Aim of the task:
Your task is to write out the complete listing exactly as it is shown.
━━━━━ Input data
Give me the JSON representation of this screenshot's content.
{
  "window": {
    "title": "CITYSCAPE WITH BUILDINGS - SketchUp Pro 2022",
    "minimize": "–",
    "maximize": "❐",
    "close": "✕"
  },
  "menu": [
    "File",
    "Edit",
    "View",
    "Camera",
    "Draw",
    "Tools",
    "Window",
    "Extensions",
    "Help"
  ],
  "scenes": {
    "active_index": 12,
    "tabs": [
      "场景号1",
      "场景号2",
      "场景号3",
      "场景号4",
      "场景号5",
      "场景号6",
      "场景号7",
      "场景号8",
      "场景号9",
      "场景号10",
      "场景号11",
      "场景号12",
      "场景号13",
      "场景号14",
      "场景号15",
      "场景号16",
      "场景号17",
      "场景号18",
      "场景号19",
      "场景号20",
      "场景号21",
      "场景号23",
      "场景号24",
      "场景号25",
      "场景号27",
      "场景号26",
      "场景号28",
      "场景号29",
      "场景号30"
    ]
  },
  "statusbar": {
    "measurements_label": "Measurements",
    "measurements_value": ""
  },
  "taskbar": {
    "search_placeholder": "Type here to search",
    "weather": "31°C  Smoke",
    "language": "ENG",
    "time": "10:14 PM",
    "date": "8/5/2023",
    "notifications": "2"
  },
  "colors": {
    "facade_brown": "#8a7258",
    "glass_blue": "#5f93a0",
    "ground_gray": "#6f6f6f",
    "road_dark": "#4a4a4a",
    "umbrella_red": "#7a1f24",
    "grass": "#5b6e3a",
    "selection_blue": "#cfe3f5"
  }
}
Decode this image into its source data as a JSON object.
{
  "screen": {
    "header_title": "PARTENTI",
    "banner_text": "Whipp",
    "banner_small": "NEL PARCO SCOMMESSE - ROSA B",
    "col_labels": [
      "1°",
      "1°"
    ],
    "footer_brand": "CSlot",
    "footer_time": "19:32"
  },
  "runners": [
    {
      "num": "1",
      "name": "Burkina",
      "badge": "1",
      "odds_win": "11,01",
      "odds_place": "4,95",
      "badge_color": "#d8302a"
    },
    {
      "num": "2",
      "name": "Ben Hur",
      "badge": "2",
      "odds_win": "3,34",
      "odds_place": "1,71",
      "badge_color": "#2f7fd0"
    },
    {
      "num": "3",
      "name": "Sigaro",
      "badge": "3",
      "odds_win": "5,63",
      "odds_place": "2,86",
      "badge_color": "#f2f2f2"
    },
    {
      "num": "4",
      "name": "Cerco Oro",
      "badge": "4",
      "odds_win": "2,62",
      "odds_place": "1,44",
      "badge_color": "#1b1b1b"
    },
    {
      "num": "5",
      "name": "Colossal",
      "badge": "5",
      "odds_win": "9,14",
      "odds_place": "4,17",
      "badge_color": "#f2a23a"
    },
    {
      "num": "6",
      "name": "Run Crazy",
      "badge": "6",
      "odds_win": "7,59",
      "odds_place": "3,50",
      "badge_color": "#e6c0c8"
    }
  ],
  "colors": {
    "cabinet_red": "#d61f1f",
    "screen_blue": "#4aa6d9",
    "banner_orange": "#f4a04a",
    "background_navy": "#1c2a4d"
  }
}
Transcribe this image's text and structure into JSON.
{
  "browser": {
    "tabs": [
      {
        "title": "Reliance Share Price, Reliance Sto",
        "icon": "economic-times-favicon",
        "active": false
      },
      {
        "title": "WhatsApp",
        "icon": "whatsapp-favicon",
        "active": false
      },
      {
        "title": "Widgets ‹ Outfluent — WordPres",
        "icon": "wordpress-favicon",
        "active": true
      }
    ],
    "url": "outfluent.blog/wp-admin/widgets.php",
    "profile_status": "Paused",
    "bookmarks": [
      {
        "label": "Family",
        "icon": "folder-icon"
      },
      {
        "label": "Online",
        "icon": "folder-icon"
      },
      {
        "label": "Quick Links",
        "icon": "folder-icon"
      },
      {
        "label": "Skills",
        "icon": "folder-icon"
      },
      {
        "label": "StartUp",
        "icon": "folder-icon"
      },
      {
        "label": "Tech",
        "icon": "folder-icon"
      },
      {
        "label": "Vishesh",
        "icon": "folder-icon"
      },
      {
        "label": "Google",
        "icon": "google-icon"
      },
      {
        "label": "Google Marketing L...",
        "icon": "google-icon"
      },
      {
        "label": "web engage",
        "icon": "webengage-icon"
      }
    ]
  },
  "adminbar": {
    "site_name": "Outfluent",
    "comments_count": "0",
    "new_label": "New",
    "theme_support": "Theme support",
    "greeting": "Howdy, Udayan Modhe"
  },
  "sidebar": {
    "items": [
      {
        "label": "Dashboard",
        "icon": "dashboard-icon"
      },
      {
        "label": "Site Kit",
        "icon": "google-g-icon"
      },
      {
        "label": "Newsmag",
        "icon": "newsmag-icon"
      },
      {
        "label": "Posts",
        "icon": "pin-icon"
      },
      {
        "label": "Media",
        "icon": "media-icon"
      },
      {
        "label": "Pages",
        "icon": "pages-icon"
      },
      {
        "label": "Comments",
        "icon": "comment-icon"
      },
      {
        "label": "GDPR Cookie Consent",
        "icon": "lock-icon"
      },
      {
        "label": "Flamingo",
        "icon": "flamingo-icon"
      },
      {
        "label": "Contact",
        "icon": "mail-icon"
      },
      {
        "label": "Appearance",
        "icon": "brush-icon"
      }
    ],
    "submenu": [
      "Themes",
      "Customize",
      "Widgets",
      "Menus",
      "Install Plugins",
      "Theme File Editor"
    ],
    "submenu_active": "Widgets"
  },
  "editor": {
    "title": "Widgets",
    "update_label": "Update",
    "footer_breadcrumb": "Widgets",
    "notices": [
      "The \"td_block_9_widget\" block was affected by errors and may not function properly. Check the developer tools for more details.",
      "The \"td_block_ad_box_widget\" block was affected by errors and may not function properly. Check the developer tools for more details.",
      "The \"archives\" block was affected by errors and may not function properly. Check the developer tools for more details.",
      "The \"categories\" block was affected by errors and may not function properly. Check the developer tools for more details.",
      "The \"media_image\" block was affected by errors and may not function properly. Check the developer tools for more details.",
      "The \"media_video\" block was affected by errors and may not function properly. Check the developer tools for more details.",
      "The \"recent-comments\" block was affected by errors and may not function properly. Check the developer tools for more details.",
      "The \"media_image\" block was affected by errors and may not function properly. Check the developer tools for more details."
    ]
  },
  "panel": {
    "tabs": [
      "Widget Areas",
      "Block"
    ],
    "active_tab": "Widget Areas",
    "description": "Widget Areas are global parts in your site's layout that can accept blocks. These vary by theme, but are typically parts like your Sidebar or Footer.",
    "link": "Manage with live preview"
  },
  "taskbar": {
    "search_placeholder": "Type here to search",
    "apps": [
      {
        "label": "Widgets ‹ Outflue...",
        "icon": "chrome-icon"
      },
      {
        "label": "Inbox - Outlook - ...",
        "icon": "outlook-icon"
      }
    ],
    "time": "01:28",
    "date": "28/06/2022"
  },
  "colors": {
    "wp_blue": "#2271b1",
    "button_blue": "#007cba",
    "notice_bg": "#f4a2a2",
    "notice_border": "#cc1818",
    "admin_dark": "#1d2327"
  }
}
━━━━━━━━━━
Written response:
Give me the JSON representation of this screenshot's content.
{
  "window": {
    "title": "CITYSCAPE WITH BUILDINGS - SketchUp Pro 2022",
    "minimize": "–",
    "maximize": "❐",
    "close": "✕"
  },
  "menu": [
    "File",
    "Edit",
    "View",
    "Camera",
    "Draw",
    "Tools",
    "Window",
    "Extensions",
    "Help"
  ],
  "scenes": {
    "active_index": 12,
    "tabs": [
      "场景号1",
      "场景号2",
      "场景号3",
      "场景号4",
      "场景号5",
      "场景号6",
      "场景号7",
      "场景号8",
      "场景号9",
      "场景号10",
      "场景号11",
      "场景号12",
      "场景号13",
      "场景号14",
      "场景号15",
      "场景号16",
      "场景号17",
      "场景号18",
      "场景号19",
      "场景号20",
      "场景号21",
      "场景号23",
      "场景号24",
      "场景号25",
      "场景号27",
      "场景号26",
      "场景号28",
      "场景号29",
      "场景号30"
    ]
  },
  "statusbar": {
    "measurements_label": "Measurements",
    "measurements_value": ""
  },
  "taskbar": {
    "search_placeholder": "Type here to search",
    "weather": "31°C  Smoke",
    "language": "ENG",
    "time": "10:14 PM",
    "date": "8/5/2023",
    "notifications": "2"
  },
  "colors": {
    "facade_brown": "#8a7258",
    "glass_blue": "#5f93a0",
    "ground_gray": "#6f6f6f",
    "road_dark": "#4a4a4a",
    "umbrella_red": "#7a1f24",
    "grass": "#5b6e3a",
    "selection_blue": "#cfe3f5"
  }
}
Decode this image into its source data as a JSON object.
{
  "screen": {
    "header_title": "PARTENTI",
    "banner_text": "Whipp",
    "banner_small": "NEL PARCO SCOMMESSE - ROSA B",
    "col_labels": [
      "1°",
      "1°"
    ],
    "footer_brand": "CSlot",
    "footer_time": "19:32"
  },
  "runners": [
    {
      "num": "1",
      "name": "Burkina",
      "badge": "1",
      "odds_win": "11,01",
      "odds_place": "4,95",
      "badge_color": "#d8302a"
    },
    {
      "num": "2",
      "name": "Ben Hur",
      "badge": "2",
      "odds_win": "3,34",
      "odds_place": "1,71",
      "badge_color": "#2f7fd0"
    },
    {
      "num": "3",
      "name": "Sigaro",
      "badge": "3",
      "odds_win": "5,63",
      "odds_place": "2,86",
      "badge_color": "#f2f2f2"
    },
    {
      "num": "4",
      "name": "Cerco Oro",
      "badge": "4",
      "odds_win": "2,62",
      "odds_place": "1,44",
      "badge_color": "#1b1b1b"
    },
    {
      "num": "5",
      "name": "Colossal",
      "badge": "5",
      "odds_win": "9,14",
      "odds_place": "4,17",
      "badge_color": "#f2a23a"
    },
    {
      "num": "6",
      "name": "Run Crazy",
      "badge": "6",
      "odds_win": "7,59",
      "odds_place": "3,50",
      "badge_color": "#e6c0c8"
    }
  ],
  "colors": {
    "cabinet_red": "#d61f1f",
    "screen_blue": "#4aa6d9",
    "banner_orange": "#f4a04a",
    "background_navy": "#1c2a4d"
  }
}
Transcribe this image's text and structure into JSON.
{
  "browser": {
    "tabs": [
      {
        "title": "Reliance Share Price, Reliance Sto",
        "icon": "economic-times-favicon",
        "active": false
      },
      {
        "title": "WhatsApp",
        "icon": "whatsapp-favicon",
        "active": false
      },
      {
        "title": "Widgets ‹ Outfluent — WordPres",
        "icon": "wordpress-favicon",
        "active": true
      }
    ],
    "url": "outfluent.blog/wp-admin/widgets.php",
    "profile_status": "Paused",
    "bookmarks": [
      {
        "label": "Family",
        "icon": "folder-icon"
      },
      {
        "label": "Online",
        "icon": "folder-icon"
      },
      {
        "label": "Quick Links",
        "icon": "folder-icon"
      },
      {
        "label": "Skills",
        "icon": "folder-icon"
      },
      {
        "label": "StartUp",
        "icon": "folder-icon"
      },
      {
        "label": "Tech",
        "icon": "folder-icon"
      },
      {
        "label": "Vishesh",
        "icon": "folder-icon"
      },
      {
        "label": "Google",
        "icon": "google-icon"
      },
      {
        "label": "Google Marketing L...",
        "icon": "google-icon"
      },
      {
        "label": "web engage",
        "icon": "webengage-icon"
      }
    ]
  },
  "adminbar": {
    "site_name": "Outfluent",
    "comments_count": "0",
    "new_label": "New",
    "theme_support": "Theme support",
    "greeting": "Howdy, Udayan Modhe"
  },
  "sidebar": {
    "items": [
      {
        "label": "Dashboard",
        "icon": "dashboard-icon"
      },
      {
        "label": "Site Kit",
        "icon": "google-g-icon"
      },
      {
        "label": "Newsmag",
        "icon": "newsmag-icon"
      },
      {
        "label": "Posts",
        "icon": "pin-icon"
      },
      {
        "label": "Media",
        "icon": "media-icon"
      },
      {
        "label": "Pages",
        "icon": "pages-icon"
      },
      {
        "label": "Comments",
        "icon": "comment-icon"
      },
      {
        "label": "GDPR Cookie Consent",
        "icon": "lock-icon"
      },
      {
        "label": "Flamingo",
        "icon": "flamingo-icon"
      },
      {
        "label": "Contact",
        "icon": "mail-icon"
      },
      {
        "label": "Appearance",
        "icon": "brush-icon"
      }
    ],
    "submenu": [
      "Themes",
      "Customize",
      "Widgets",
      "Menus",
      "Install Plugins",
      "Theme File Editor"
    ],
    "submenu_active": "Widgets"
  },
  "editor": {
    "title": "Widgets",
    "update_label": "Update",
    "footer_breadcrumb": "Widgets",
    "notices": [
      "The \"td_block_9_widget\" block was affected by errors and may not function properly. Check the developer tools for more details.",
      "The \"td_block_ad_box_widget\" block was affected by errors and may not function properly. Check the developer tools for more details.",
      "The \"archives\" block was affected by errors and may not function properly. Check the developer tools for more details.",
      "The \"categories\" block was affected by errors and may not function properly. Check the developer tools for more details.",
      "The \"media_image\" block was affected by errors and may not function properly. Check the developer tools for more details.",
      "The \"media_video\" block was affected by errors and may not function properly. Check the developer tools for more details.",
      "The \"recent-comments\" block was affected by errors and may not function properly. Check the developer tools for more details.",
      "The \"media_image\" block was affected by errors and may not function properly. Check the developer tools for more details."
    ]
  },
  "panel": {
    "tabs": [
      "Widget Areas",
      "Block"
    ],
    "active_tab": "Widget Areas",
    "description": "Widget Areas are global parts in your site's layout that can accept blocks. These vary by theme, but are typically parts like your Sidebar or Footer.",
    "link": "Manage with live preview"
  },
  "taskbar": {
    "search_placeholder": "Type here to search",
    "apps": [
      {
        "label": "Widgets ‹ Outflue...",
        "icon": "chrome-icon"
      },
      {
        "label": "Inbox - Outlook - ...",
        "icon": "outlook-icon"
      }
    ],
    "time": "01:28",
    "date": "28/06/2022"
  },
  "colors": {
    "wp_blue": "#2271b1",
    "button_blue": "#007cba",
    "notice_bg": "#f4a2a2",
    "notice_border": "#cc1818",
    "admin_dark": "#1d2327"
  }
}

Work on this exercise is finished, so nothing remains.